_YOUR GOAL_
Below are the records; reproduce all of them exactly but without any images.

_RECORDS FOR THE EXERCISE_
◆ ◆ ◆ ◆ ◆ ◆ ◆

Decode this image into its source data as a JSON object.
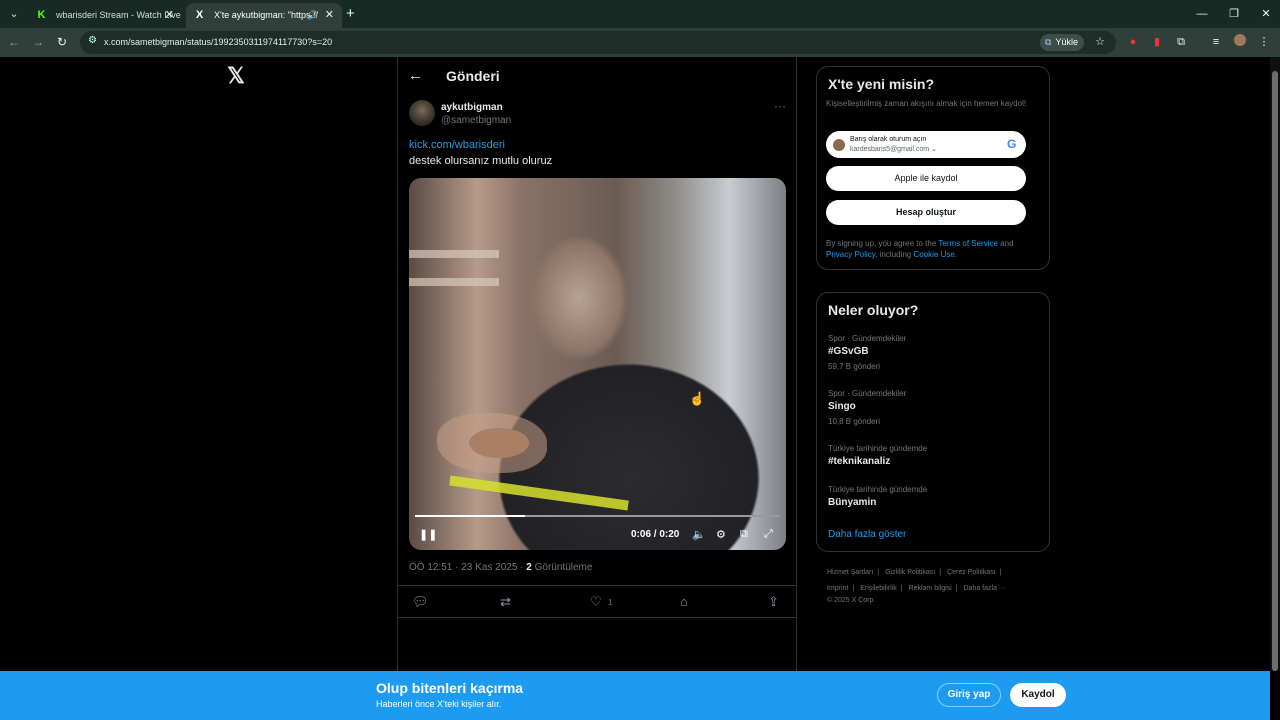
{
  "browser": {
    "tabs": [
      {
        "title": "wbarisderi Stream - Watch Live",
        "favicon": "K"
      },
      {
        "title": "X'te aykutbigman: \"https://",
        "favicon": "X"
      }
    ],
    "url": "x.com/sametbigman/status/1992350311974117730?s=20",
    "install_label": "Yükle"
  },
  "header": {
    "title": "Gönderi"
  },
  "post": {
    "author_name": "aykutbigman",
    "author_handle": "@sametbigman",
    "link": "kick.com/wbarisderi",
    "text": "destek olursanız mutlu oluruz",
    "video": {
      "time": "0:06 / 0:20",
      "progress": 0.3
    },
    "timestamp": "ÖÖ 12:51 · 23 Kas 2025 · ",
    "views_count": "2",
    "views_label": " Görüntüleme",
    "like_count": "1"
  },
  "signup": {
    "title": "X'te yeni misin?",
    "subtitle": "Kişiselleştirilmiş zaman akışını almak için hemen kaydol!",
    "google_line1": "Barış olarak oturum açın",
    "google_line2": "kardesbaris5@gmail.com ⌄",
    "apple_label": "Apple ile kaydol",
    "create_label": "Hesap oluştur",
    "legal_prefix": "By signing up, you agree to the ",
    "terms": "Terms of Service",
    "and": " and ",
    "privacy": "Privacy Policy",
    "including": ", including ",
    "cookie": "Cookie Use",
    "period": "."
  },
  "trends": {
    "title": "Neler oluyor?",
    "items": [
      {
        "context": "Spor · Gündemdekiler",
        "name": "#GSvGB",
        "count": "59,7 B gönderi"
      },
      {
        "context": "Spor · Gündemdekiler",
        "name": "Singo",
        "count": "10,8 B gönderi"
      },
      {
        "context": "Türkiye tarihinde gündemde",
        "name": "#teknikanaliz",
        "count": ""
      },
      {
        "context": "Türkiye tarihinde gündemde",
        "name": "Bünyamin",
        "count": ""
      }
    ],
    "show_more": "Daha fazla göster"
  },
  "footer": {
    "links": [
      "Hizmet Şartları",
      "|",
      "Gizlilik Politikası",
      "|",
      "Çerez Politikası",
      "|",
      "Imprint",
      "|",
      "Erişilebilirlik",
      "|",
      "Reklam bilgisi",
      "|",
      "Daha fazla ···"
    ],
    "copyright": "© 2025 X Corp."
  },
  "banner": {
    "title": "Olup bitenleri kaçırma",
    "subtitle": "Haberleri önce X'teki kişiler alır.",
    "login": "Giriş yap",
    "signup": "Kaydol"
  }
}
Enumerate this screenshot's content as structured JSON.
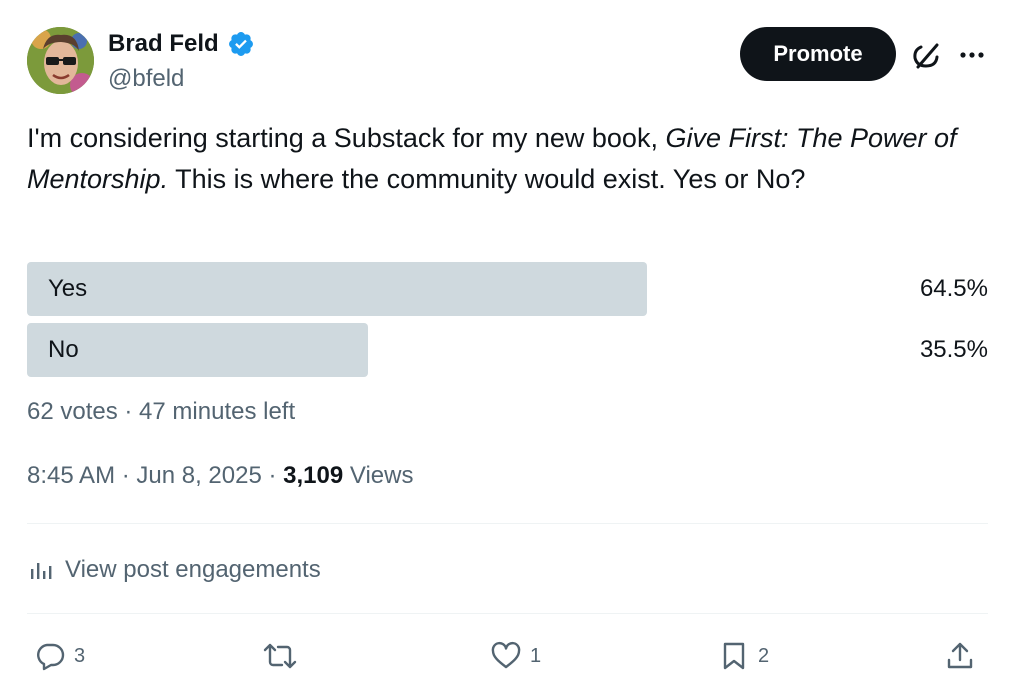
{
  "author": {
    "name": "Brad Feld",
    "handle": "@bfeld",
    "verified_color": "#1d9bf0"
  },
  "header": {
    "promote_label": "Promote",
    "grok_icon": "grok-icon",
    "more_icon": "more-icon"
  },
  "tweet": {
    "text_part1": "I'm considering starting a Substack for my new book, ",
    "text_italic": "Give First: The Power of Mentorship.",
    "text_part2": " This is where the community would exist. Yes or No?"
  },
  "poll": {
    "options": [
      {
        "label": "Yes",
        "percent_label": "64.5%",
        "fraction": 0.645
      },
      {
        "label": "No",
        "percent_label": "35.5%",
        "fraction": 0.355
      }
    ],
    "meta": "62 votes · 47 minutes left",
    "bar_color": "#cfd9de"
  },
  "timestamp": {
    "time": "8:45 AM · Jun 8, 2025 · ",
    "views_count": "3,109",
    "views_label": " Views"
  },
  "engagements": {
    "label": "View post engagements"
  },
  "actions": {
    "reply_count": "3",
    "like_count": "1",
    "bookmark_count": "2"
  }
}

◆ ◆ ◆ ◆ ◆ ◆ ◆

_PROBLEM SOLUTION_
Decode this image into its source data as a JSON object.
{
  "browser": {
    "tabs": [
      {
        "title": "wbarisderi Stream - Watch Live",
        "favicon": "K"
      },
      {
        "title": "X'te aykutbigman: \"https://",
        "favicon": "X"
      }
    ],
    "url": "x.com/sametbigman/status/1992350311974117730?s=20",
    "install_label": "Yükle"
  },
  "header": {
    "title": "Gönderi"
  },
  "post": {
    "author_name": "aykutbigman",
    "author_handle": "@sametbigman",
    "link": "kick.com/wbarisderi",
    "text": "destek olursanız mutlu oluruz",
    "video": {
      "time": "0:06 / 0:20",
      "progress": 0.3
    },
    "timestamp": "ÖÖ 12:51 · 23 Kas 2025 · ",
    "views_count": "2",
    "views_label": " Görüntüleme",
    "like_count": "1"
  },
  "signup": {
    "title": "X'te yeni misin?",
    "subtitle": "Kişiselleştirilmiş zaman akışını almak için hemen kaydol!",
    "google_line1": "Barış olarak oturum açın",
    "google_line2": "kardesbaris5@gmail.com ⌄",
    "apple_label": "Apple ile kaydol",
    "create_label": "Hesap oluştur",
    "legal_prefix": "By signing up, you agree to the ",
    "terms": "Terms of Service",
    "and": " and ",
    "privacy": "Privacy Policy",
    "including": ", including ",
    "cookie": "Cookie Use",
    "period": "."
  },
  "trends": {
    "title": "Neler oluyor?",
    "items": [
      {
        "context": "Spor · Gündemdekiler",
        "name": "#GSvGB",
        "count": "59,7 B gönderi"
      },
      {
        "context": "Spor · Gündemdekiler",
        "name": "Singo",
        "count": "10,8 B gönderi"
      },
      {
        "context": "Türkiye tarihinde gündemde",
        "name": "#teknikanaliz",
        "count": ""
      },
      {
        "context": "Türkiye tarihinde gündemde",
        "name": "Bünyamin",
        "count": ""
      }
    ],
    "show_more": "Daha fazla göster"
  },
  "footer": {
    "links": [
      "Hizmet Şartları",
      "|",
      "Gizlilik Politikası",
      "|",
      "Çerez Politikası",
      "|",
      "Imprint",
      "|",
      "Erişilebilirlik",
      "|",
      "Reklam bilgisi",
      "|",
      "Daha fazla ···"
    ],
    "copyright": "© 2025 X Corp."
  },
  "banner": {
    "title": "Olup bitenleri kaçırma",
    "subtitle": "Haberleri önce X'teki kişiler alır.",
    "login": "Giriş yap",
    "signup": "Kaydol"
  }
}
Enumerate this screenshot's content as structured JSON.
{
  "author": {
    "name": "Brad Feld",
    "handle": "@bfeld",
    "verified_color": "#1d9bf0"
  },
  "header": {
    "promote_label": "Promote",
    "grok_icon": "grok-icon",
    "more_icon": "more-icon"
  },
  "tweet": {
    "text_part1": "I'm considering starting a Substack for my new book, ",
    "text_italic": "Give First: The Power of Mentorship.",
    "text_part2": " This is where the community would exist. Yes or No?"
  },
  "poll": {
    "options": [
      {
        "label": "Yes",
        "percent_label": "64.5%",
        "fraction": 0.645
      },
      {
        "label": "No",
        "percent_label": "35.5%",
        "fraction": 0.355
      }
    ],
    "meta": "62 votes · 47 minutes left",
    "bar_color": "#cfd9de"
  },
  "timestamp": {
    "time": "8:45 AM · Jun 8, 2025 · ",
    "views_count": "3,109",
    "views_label": " Views"
  },
  "engagements": {
    "label": "View post engagements"
  },
  "actions": {
    "reply_count": "3",
    "like_count": "1",
    "bookmark_count": "2"
  }
}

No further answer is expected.